*** RECORD SET
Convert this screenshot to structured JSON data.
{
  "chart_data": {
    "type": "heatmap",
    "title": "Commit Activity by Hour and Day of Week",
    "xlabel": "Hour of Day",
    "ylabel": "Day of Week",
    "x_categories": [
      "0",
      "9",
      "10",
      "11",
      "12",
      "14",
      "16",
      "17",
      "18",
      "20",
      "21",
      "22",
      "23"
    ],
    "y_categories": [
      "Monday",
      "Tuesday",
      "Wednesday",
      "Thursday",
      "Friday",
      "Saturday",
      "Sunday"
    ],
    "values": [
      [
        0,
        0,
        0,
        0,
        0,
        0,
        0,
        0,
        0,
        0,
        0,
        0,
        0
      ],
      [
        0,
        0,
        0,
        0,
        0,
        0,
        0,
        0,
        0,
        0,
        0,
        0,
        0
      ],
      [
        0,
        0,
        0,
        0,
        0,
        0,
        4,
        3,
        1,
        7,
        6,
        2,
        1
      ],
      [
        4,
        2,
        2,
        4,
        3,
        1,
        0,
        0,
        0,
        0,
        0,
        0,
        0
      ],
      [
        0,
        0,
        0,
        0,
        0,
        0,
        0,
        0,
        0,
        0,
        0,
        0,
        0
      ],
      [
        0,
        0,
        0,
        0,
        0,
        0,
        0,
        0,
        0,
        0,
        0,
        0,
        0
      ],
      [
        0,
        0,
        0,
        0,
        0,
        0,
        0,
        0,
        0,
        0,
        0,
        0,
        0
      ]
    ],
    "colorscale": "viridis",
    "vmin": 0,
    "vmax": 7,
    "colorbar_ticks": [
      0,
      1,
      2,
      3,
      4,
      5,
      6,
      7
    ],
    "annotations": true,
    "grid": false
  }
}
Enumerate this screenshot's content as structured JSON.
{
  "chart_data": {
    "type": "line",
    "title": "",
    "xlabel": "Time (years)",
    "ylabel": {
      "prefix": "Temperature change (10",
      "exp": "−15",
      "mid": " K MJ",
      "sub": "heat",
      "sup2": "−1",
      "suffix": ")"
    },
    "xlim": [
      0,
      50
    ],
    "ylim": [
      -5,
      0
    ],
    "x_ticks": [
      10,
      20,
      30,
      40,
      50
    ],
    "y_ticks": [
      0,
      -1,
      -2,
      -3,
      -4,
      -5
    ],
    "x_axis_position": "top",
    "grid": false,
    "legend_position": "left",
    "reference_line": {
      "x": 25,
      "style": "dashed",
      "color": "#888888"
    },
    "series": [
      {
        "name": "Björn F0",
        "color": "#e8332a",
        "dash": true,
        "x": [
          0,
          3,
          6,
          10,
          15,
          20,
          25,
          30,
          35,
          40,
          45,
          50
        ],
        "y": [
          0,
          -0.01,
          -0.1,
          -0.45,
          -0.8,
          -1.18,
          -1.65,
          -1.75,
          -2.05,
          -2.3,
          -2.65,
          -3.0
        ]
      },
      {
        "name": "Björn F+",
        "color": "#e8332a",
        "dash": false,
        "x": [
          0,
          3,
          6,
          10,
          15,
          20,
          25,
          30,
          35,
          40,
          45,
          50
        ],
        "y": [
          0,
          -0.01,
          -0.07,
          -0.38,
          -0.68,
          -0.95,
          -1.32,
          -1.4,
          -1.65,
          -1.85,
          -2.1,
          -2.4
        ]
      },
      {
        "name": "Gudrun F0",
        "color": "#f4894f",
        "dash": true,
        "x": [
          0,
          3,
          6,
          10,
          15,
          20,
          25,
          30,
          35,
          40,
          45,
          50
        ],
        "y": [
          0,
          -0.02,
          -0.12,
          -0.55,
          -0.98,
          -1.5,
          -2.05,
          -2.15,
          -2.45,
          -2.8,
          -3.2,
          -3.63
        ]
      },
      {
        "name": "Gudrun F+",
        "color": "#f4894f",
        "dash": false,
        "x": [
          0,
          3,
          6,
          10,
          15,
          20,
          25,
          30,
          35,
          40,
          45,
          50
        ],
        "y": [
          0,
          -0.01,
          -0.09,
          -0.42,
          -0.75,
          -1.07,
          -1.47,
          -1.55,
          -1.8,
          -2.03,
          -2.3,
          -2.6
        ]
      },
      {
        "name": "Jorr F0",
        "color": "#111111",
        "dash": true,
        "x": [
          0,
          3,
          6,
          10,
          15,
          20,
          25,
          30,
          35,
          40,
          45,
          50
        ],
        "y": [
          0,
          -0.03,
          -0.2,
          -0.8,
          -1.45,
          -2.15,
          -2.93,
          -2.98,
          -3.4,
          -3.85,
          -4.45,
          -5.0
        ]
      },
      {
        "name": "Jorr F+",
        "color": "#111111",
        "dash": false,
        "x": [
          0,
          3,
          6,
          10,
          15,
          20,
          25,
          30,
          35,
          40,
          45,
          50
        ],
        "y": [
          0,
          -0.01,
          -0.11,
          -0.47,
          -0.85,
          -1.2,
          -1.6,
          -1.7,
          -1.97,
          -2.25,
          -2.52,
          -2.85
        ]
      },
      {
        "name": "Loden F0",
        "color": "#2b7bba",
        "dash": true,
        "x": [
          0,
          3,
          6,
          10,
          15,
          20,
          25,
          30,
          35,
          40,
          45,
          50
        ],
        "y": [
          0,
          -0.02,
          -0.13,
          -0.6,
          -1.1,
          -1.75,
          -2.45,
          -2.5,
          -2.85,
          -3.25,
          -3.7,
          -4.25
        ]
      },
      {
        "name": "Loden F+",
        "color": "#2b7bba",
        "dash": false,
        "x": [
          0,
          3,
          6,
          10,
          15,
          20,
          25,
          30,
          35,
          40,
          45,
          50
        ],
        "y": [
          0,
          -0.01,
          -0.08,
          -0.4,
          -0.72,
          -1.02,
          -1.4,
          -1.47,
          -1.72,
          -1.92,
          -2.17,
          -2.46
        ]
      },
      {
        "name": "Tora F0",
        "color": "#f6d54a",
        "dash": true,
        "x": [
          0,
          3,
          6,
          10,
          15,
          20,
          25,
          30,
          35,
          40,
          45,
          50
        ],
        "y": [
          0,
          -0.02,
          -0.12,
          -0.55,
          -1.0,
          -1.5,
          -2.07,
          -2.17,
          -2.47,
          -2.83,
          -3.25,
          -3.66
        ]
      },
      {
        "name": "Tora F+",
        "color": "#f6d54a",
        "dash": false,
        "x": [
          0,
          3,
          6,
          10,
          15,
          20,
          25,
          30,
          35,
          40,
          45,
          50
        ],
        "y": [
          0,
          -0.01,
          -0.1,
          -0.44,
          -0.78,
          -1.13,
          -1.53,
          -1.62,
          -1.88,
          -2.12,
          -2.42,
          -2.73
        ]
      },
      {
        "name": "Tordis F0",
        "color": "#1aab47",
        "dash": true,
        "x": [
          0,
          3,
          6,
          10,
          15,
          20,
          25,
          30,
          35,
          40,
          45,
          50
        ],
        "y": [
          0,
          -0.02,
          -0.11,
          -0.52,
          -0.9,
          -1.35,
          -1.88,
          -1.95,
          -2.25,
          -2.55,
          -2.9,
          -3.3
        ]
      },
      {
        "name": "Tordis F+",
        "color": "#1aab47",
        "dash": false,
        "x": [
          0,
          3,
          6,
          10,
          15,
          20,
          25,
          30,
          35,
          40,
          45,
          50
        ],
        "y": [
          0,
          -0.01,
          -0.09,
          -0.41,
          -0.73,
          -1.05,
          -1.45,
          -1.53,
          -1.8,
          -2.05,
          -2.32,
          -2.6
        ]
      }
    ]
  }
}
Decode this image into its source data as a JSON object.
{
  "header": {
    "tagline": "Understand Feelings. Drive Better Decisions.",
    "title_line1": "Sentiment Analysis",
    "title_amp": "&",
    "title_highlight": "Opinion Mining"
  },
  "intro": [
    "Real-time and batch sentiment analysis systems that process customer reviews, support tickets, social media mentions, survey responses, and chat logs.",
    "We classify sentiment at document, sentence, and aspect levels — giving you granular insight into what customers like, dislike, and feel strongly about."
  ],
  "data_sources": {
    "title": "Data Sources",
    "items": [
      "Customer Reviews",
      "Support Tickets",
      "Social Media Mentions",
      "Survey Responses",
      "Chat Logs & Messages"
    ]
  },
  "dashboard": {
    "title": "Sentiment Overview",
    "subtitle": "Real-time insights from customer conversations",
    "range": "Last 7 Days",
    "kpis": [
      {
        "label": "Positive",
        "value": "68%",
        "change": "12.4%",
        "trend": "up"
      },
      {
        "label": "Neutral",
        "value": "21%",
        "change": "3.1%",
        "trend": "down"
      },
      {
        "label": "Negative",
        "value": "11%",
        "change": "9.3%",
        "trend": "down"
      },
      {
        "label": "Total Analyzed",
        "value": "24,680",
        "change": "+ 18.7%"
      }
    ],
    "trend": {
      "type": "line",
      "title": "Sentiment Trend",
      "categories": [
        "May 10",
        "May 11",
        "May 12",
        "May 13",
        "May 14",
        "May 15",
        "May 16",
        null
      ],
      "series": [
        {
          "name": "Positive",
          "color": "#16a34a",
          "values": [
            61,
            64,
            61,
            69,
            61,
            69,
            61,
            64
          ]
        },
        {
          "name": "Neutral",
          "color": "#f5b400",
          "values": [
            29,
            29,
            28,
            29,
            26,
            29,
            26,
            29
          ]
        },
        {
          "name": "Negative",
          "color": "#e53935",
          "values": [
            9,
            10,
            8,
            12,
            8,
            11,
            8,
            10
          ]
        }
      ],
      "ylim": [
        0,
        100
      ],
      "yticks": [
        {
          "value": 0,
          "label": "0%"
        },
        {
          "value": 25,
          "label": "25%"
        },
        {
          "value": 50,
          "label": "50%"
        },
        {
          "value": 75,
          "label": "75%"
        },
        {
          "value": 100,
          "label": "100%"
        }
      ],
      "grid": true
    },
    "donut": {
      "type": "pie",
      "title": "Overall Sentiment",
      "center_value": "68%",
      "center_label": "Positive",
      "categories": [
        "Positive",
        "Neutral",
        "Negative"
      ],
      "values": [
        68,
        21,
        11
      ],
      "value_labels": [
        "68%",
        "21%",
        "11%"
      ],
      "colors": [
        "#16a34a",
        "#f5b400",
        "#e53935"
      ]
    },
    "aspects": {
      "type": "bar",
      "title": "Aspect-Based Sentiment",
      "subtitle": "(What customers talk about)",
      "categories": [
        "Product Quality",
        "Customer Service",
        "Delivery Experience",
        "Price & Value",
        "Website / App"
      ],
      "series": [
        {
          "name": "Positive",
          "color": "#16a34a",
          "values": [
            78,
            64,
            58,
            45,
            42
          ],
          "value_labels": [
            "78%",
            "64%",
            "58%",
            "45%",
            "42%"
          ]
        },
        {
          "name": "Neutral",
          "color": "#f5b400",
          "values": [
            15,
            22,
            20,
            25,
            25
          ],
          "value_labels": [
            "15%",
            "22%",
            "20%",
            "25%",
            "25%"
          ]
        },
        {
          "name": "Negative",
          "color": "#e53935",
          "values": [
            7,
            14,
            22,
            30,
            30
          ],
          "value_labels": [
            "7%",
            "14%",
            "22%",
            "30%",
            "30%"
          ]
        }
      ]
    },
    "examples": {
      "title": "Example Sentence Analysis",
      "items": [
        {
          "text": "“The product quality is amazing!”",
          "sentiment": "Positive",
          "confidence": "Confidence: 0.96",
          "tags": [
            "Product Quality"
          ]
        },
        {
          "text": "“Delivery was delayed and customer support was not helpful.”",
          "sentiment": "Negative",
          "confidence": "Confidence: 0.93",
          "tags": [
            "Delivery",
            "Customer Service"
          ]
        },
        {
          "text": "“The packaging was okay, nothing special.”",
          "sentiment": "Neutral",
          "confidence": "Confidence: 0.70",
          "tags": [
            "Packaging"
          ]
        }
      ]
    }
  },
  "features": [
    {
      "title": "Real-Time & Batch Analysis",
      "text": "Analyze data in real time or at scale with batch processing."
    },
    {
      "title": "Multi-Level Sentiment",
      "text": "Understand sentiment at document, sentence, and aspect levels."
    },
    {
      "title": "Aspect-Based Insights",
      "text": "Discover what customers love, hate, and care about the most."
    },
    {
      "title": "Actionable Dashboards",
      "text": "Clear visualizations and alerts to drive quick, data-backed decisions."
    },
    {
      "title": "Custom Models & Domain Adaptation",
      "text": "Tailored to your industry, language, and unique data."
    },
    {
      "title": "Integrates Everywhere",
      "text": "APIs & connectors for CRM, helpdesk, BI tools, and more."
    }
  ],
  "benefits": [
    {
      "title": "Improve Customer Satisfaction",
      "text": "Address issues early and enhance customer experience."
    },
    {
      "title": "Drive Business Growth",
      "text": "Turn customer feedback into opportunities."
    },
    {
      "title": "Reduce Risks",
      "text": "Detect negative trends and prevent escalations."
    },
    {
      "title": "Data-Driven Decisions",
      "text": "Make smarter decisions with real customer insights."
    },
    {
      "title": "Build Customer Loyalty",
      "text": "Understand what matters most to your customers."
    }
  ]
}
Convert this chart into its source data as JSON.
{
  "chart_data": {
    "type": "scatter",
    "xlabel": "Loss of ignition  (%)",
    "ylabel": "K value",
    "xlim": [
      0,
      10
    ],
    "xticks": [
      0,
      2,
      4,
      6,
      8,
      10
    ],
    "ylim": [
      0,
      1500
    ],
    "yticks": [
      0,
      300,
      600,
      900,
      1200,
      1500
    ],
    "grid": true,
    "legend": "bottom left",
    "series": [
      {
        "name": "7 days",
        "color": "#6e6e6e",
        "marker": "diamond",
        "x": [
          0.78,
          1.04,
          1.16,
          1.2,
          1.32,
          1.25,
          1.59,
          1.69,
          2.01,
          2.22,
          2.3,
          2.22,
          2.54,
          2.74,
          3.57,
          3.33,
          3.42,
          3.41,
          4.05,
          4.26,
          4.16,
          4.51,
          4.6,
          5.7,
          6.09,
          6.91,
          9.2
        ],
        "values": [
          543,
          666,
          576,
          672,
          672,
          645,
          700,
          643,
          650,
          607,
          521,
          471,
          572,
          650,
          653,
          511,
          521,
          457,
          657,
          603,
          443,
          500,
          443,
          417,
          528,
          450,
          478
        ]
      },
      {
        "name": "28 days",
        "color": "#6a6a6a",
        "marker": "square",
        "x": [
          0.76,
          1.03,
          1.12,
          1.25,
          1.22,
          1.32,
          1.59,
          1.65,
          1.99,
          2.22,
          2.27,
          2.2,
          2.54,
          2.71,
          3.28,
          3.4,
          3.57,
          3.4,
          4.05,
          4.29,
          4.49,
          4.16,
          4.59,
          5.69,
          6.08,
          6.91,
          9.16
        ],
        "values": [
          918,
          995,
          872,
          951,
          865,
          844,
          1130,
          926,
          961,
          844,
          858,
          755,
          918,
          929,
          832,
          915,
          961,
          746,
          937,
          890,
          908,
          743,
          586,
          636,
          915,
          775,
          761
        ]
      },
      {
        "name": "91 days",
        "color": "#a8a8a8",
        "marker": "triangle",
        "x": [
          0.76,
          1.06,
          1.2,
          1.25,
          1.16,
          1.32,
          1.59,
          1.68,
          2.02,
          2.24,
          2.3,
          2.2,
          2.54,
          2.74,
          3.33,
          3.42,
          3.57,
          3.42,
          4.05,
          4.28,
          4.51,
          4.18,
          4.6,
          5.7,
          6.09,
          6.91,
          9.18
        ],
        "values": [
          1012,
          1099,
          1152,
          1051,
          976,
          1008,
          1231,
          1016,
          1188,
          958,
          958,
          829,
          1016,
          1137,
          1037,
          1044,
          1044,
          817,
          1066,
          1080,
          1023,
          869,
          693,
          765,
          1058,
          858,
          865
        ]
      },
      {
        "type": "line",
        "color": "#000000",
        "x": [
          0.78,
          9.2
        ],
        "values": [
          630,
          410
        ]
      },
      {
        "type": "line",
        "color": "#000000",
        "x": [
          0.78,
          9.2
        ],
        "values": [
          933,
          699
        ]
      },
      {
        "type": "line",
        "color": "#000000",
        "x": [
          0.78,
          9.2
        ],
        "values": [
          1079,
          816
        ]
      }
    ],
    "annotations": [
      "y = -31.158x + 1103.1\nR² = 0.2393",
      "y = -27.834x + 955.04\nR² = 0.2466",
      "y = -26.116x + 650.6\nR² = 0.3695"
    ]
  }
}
******
In the records above, find each line that holds the word "with"; copy all such lines.

**THE OUTPUT:**
      "text": "Analyze data in real time or at scale with batch processing."
      "text": "Make smarter decisions with real customer insights."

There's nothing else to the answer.